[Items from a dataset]
_ _ _ _ _

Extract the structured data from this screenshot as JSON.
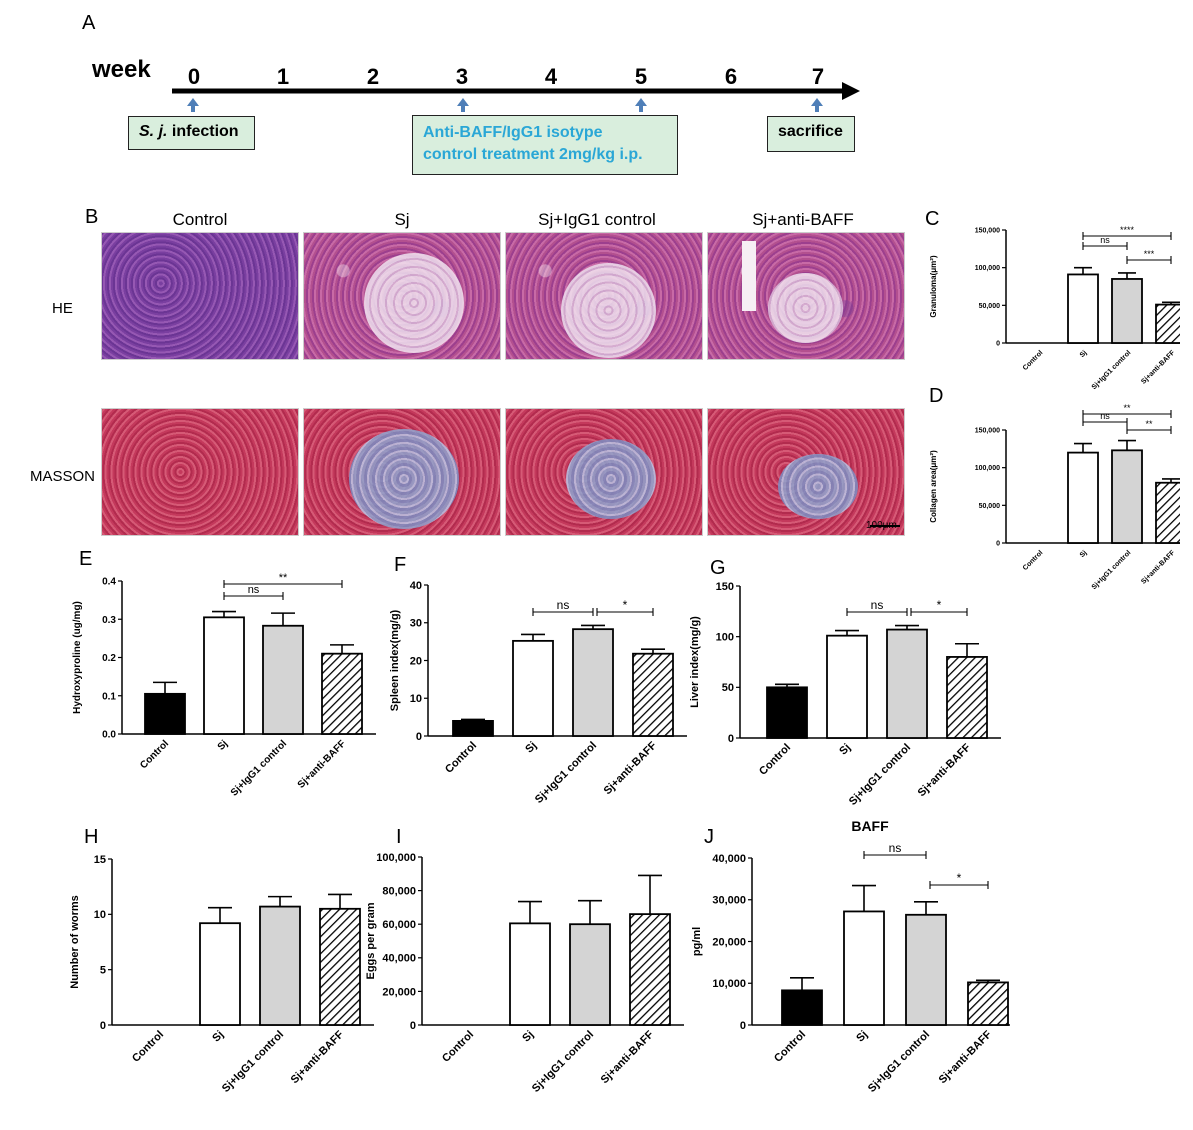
{
  "panels": {
    "A": "A",
    "B": "B",
    "C": "C",
    "D": "D",
    "E": "E",
    "F": "F",
    "G": "G",
    "H": "H",
    "I": "I",
    "J": "J"
  },
  "timeline": {
    "label": "week",
    "ticks": [
      "0",
      "1",
      "2",
      "3",
      "4",
      "5",
      "6",
      "7"
    ],
    "box_infection_italic": "S. j.",
    "box_infection_rest": " infection",
    "box_treatment_line1": "Anti-BAFF/IgG1 isotype",
    "box_treatment_line2": "control  treatment  2mg/kg i.p.",
    "box_sacrifice": "sacrifice"
  },
  "histology": {
    "columns": [
      "Control",
      "Sj",
      "Sj+IgG1 control",
      "Sj+anti-BAFF"
    ],
    "rows": [
      "HE",
      "MASSON"
    ],
    "scale_bar": "100μm"
  },
  "colors": {
    "dark": "#000000",
    "white": "#ffffff",
    "gray": "#d4d4d4"
  },
  "chart_data": [
    {
      "id": "C",
      "type": "bar",
      "categories": [
        "Control",
        "Sj",
        "Sj+IgG1 control",
        "Sj+anti-BAFF"
      ],
      "values": [
        0,
        91000,
        85000,
        51000
      ],
      "errors": [
        0,
        9000,
        8000,
        3000
      ],
      "ylabel": "Granuloma(μm²)",
      "ylim": [
        0,
        150000
      ],
      "yticks": [
        "0",
        "50,000",
        "100,000",
        "150,000"
      ],
      "fills": [
        "dark",
        "white",
        "gray",
        "hatch"
      ],
      "significance": [
        {
          "from": 1,
          "to": 2,
          "label": "ns"
        },
        {
          "from": 1,
          "to": 3,
          "label": "****"
        },
        {
          "from": 2,
          "to": 3,
          "label": "***"
        }
      ]
    },
    {
      "id": "D",
      "type": "bar",
      "categories": [
        "Control",
        "Sj",
        "Sj+IgG1 control",
        "Sj+anti-BAFF"
      ],
      "values": [
        0,
        120000,
        123000,
        80000
      ],
      "errors": [
        0,
        12000,
        13000,
        5000
      ],
      "ylabel": "Collagen area(μm²)",
      "ylim": [
        0,
        150000
      ],
      "yticks": [
        "0",
        "50,000",
        "100,000",
        "150,000"
      ],
      "fills": [
        "dark",
        "white",
        "gray",
        "hatch"
      ],
      "significance": [
        {
          "from": 1,
          "to": 2,
          "label": "ns"
        },
        {
          "from": 1,
          "to": 3,
          "label": "**"
        },
        {
          "from": 2,
          "to": 3,
          "label": "**"
        }
      ]
    },
    {
      "id": "E",
      "type": "bar",
      "categories": [
        "Control",
        "Sj",
        "Sj+IgG1 control",
        "Sj+anti-BAFF"
      ],
      "values": [
        0.105,
        0.305,
        0.283,
        0.21
      ],
      "errors": [
        0.03,
        0.015,
        0.033,
        0.023
      ],
      "ylabel": "Hydroxyproline (ug/mg)",
      "ylim": [
        0,
        0.4
      ],
      "yticks": [
        "0.0",
        "0.1",
        "0.2",
        "0.3",
        "0.4"
      ],
      "fills": [
        "dark",
        "white",
        "gray",
        "hatch"
      ],
      "significance": [
        {
          "from": 1,
          "to": 2,
          "label": "ns"
        },
        {
          "from": 1,
          "to": 3,
          "label": "**"
        }
      ]
    },
    {
      "id": "F",
      "type": "bar",
      "categories": [
        "Control",
        "Sj",
        "Sj+IgG1 control",
        "Sj+anti-BAFF"
      ],
      "values": [
        4,
        25.2,
        28.3,
        21.8
      ],
      "errors": [
        0.4,
        1.7,
        1.0,
        1.2
      ],
      "ylabel": "Spleen index(mg/g)",
      "ylim": [
        0,
        40
      ],
      "yticks": [
        "0",
        "10",
        "20",
        "30",
        "40"
      ],
      "fills": [
        "dark",
        "white",
        "gray",
        "hatch"
      ],
      "significance": [
        {
          "from": 1,
          "to": 2,
          "label": "ns"
        },
        {
          "from": 2,
          "to": 3,
          "label": "*"
        }
      ]
    },
    {
      "id": "G",
      "type": "bar",
      "categories": [
        "Control",
        "Sj",
        "Sj+IgG1 control",
        "Sj+anti-BAFF"
      ],
      "values": [
        50,
        101,
        107,
        80
      ],
      "errors": [
        3,
        5,
        4,
        13
      ],
      "ylabel": "Liver index(mg/g)",
      "ylim": [
        0,
        150
      ],
      "yticks": [
        "0",
        "50",
        "100",
        "150"
      ],
      "fills": [
        "dark",
        "white",
        "gray",
        "hatch"
      ],
      "significance": [
        {
          "from": 1,
          "to": 2,
          "label": "ns"
        },
        {
          "from": 2,
          "to": 3,
          "label": "*"
        }
      ]
    },
    {
      "id": "H",
      "type": "bar",
      "categories": [
        "Control",
        "Sj",
        "Sj+IgG1 control",
        "Sj+anti-BAFF"
      ],
      "values": [
        0,
        9.2,
        10.7,
        10.5
      ],
      "errors": [
        0,
        1.4,
        0.9,
        1.3
      ],
      "ylabel": "Number of worms",
      "ylim": [
        0,
        15
      ],
      "yticks": [
        "0",
        "5",
        "10",
        "15"
      ],
      "fills": [
        "dark",
        "white",
        "gray",
        "hatch"
      ],
      "significance": []
    },
    {
      "id": "I",
      "type": "bar",
      "categories": [
        "Control",
        "Sj",
        "Sj+IgG1 control",
        "Sj+anti-BAFF"
      ],
      "values": [
        0,
        60500,
        60000,
        66000
      ],
      "errors": [
        0,
        13000,
        14000,
        23000
      ],
      "ylabel": "Eggs per gram",
      "ylim": [
        0,
        100000
      ],
      "yticks": [
        "0",
        "20,000",
        "40,000",
        "60,000",
        "80,000",
        "100,000"
      ],
      "fills": [
        "dark",
        "white",
        "gray",
        "hatch"
      ],
      "significance": []
    },
    {
      "id": "J",
      "type": "bar",
      "title": "BAFF",
      "categories": [
        "Control",
        "Sj",
        "Sj+IgG1 control",
        "Sj+anti-BAFF"
      ],
      "values": [
        8300,
        27200,
        26400,
        10200
      ],
      "errors": [
        3000,
        6200,
        3100,
        500
      ],
      "ylabel": "pg/ml",
      "ylim": [
        0,
        40000
      ],
      "yticks": [
        "0",
        "10,000",
        "20,000",
        "30,000",
        "40,000"
      ],
      "fills": [
        "dark",
        "white",
        "gray",
        "hatch"
      ],
      "significance": [
        {
          "from": 1,
          "to": 2,
          "label": "ns"
        },
        {
          "from": 2,
          "to": 3,
          "label": "*"
        }
      ]
    }
  ]
}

_ _ _ _ _

_WRITTEN PROBLEM_. Reproduce all of the material above word for word. Omit the pictures.

_FULL SOLUTION_.
Extract the structured data from this screenshot as JSON.
{
  "panels": {
    "A": "A",
    "B": "B",
    "C": "C",
    "D": "D",
    "E": "E",
    "F": "F",
    "G": "G",
    "H": "H",
    "I": "I",
    "J": "J"
  },
  "timeline": {
    "label": "week",
    "ticks": [
      "0",
      "1",
      "2",
      "3",
      "4",
      "5",
      "6",
      "7"
    ],
    "box_infection_italic": "S. j.",
    "box_infection_rest": " infection",
    "box_treatment_line1": "Anti-BAFF/IgG1 isotype",
    "box_treatment_line2": "control  treatment  2mg/kg i.p.",
    "box_sacrifice": "sacrifice"
  },
  "histology": {
    "columns": [
      "Control",
      "Sj",
      "Sj+IgG1 control",
      "Sj+anti-BAFF"
    ],
    "rows": [
      "HE",
      "MASSON"
    ],
    "scale_bar": "100μm"
  },
  "colors": {
    "dark": "#000000",
    "white": "#ffffff",
    "gray": "#d4d4d4"
  },
  "chart_data": [
    {
      "id": "C",
      "type": "bar",
      "categories": [
        "Control",
        "Sj",
        "Sj+IgG1 control",
        "Sj+anti-BAFF"
      ],
      "values": [
        0,
        91000,
        85000,
        51000
      ],
      "errors": [
        0,
        9000,
        8000,
        3000
      ],
      "ylabel": "Granuloma(μm²)",
      "ylim": [
        0,
        150000
      ],
      "yticks": [
        "0",
        "50,000",
        "100,000",
        "150,000"
      ],
      "fills": [
        "dark",
        "white",
        "gray",
        "hatch"
      ],
      "significance": [
        {
          "from": 1,
          "to": 2,
          "label": "ns"
        },
        {
          "from": 1,
          "to": 3,
          "label": "****"
        },
        {
          "from": 2,
          "to": 3,
          "label": "***"
        }
      ]
    },
    {
      "id": "D",
      "type": "bar",
      "categories": [
        "Control",
        "Sj",
        "Sj+IgG1 control",
        "Sj+anti-BAFF"
      ],
      "values": [
        0,
        120000,
        123000,
        80000
      ],
      "errors": [
        0,
        12000,
        13000,
        5000
      ],
      "ylabel": "Collagen area(μm²)",
      "ylim": [
        0,
        150000
      ],
      "yticks": [
        "0",
        "50,000",
        "100,000",
        "150,000"
      ],
      "fills": [
        "dark",
        "white",
        "gray",
        "hatch"
      ],
      "significance": [
        {
          "from": 1,
          "to": 2,
          "label": "ns"
        },
        {
          "from": 1,
          "to": 3,
          "label": "**"
        },
        {
          "from": 2,
          "to": 3,
          "label": "**"
        }
      ]
    },
    {
      "id": "E",
      "type": "bar",
      "categories": [
        "Control",
        "Sj",
        "Sj+IgG1 control",
        "Sj+anti-BAFF"
      ],
      "values": [
        0.105,
        0.305,
        0.283,
        0.21
      ],
      "errors": [
        0.03,
        0.015,
        0.033,
        0.023
      ],
      "ylabel": "Hydroxyproline (ug/mg)",
      "ylim": [
        0,
        0.4
      ],
      "yticks": [
        "0.0",
        "0.1",
        "0.2",
        "0.3",
        "0.4"
      ],
      "fills": [
        "dark",
        "white",
        "gray",
        "hatch"
      ],
      "significance": [
        {
          "from": 1,
          "to": 2,
          "label": "ns"
        },
        {
          "from": 1,
          "to": 3,
          "label": "**"
        }
      ]
    },
    {
      "id": "F",
      "type": "bar",
      "categories": [
        "Control",
        "Sj",
        "Sj+IgG1 control",
        "Sj+anti-BAFF"
      ],
      "values": [
        4,
        25.2,
        28.3,
        21.8
      ],
      "errors": [
        0.4,
        1.7,
        1.0,
        1.2
      ],
      "ylabel": "Spleen index(mg/g)",
      "ylim": [
        0,
        40
      ],
      "yticks": [
        "0",
        "10",
        "20",
        "30",
        "40"
      ],
      "fills": [
        "dark",
        "white",
        "gray",
        "hatch"
      ],
      "significance": [
        {
          "from": 1,
          "to": 2,
          "label": "ns"
        },
        {
          "from": 2,
          "to": 3,
          "label": "*"
        }
      ]
    },
    {
      "id": "G",
      "type": "bar",
      "categories": [
        "Control",
        "Sj",
        "Sj+IgG1 control",
        "Sj+anti-BAFF"
      ],
      "values": [
        50,
        101,
        107,
        80
      ],
      "errors": [
        3,
        5,
        4,
        13
      ],
      "ylabel": "Liver index(mg/g)",
      "ylim": [
        0,
        150
      ],
      "yticks": [
        "0",
        "50",
        "100",
        "150"
      ],
      "fills": [
        "dark",
        "white",
        "gray",
        "hatch"
      ],
      "significance": [
        {
          "from": 1,
          "to": 2,
          "label": "ns"
        },
        {
          "from": 2,
          "to": 3,
          "label": "*"
        }
      ]
    },
    {
      "id": "H",
      "type": "bar",
      "categories": [
        "Control",
        "Sj",
        "Sj+IgG1 control",
        "Sj+anti-BAFF"
      ],
      "values": [
        0,
        9.2,
        10.7,
        10.5
      ],
      "errors": [
        0,
        1.4,
        0.9,
        1.3
      ],
      "ylabel": "Number of worms",
      "ylim": [
        0,
        15
      ],
      "yticks": [
        "0",
        "5",
        "10",
        "15"
      ],
      "fills": [
        "dark",
        "white",
        "gray",
        "hatch"
      ],
      "significance": []
    },
    {
      "id": "I",
      "type": "bar",
      "categories": [
        "Control",
        "Sj",
        "Sj+IgG1 control",
        "Sj+anti-BAFF"
      ],
      "values": [
        0,
        60500,
        60000,
        66000
      ],
      "errors": [
        0,
        13000,
        14000,
        23000
      ],
      "ylabel": "Eggs per gram",
      "ylim": [
        0,
        100000
      ],
      "yticks": [
        "0",
        "20,000",
        "40,000",
        "60,000",
        "80,000",
        "100,000"
      ],
      "fills": [
        "dark",
        "white",
        "gray",
        "hatch"
      ],
      "significance": []
    },
    {
      "id": "J",
      "type": "bar",
      "title": "BAFF",
      "categories": [
        "Control",
        "Sj",
        "Sj+IgG1 control",
        "Sj+anti-BAFF"
      ],
      "values": [
        8300,
        27200,
        26400,
        10200
      ],
      "errors": [
        3000,
        6200,
        3100,
        500
      ],
      "ylabel": "pg/ml",
      "ylim": [
        0,
        40000
      ],
      "yticks": [
        "0",
        "10,000",
        "20,000",
        "30,000",
        "40,000"
      ],
      "fills": [
        "dark",
        "white",
        "gray",
        "hatch"
      ],
      "significance": [
        {
          "from": 1,
          "to": 2,
          "label": "ns"
        },
        {
          "from": 2,
          "to": 3,
          "label": "*"
        }
      ]
    }
  ]
}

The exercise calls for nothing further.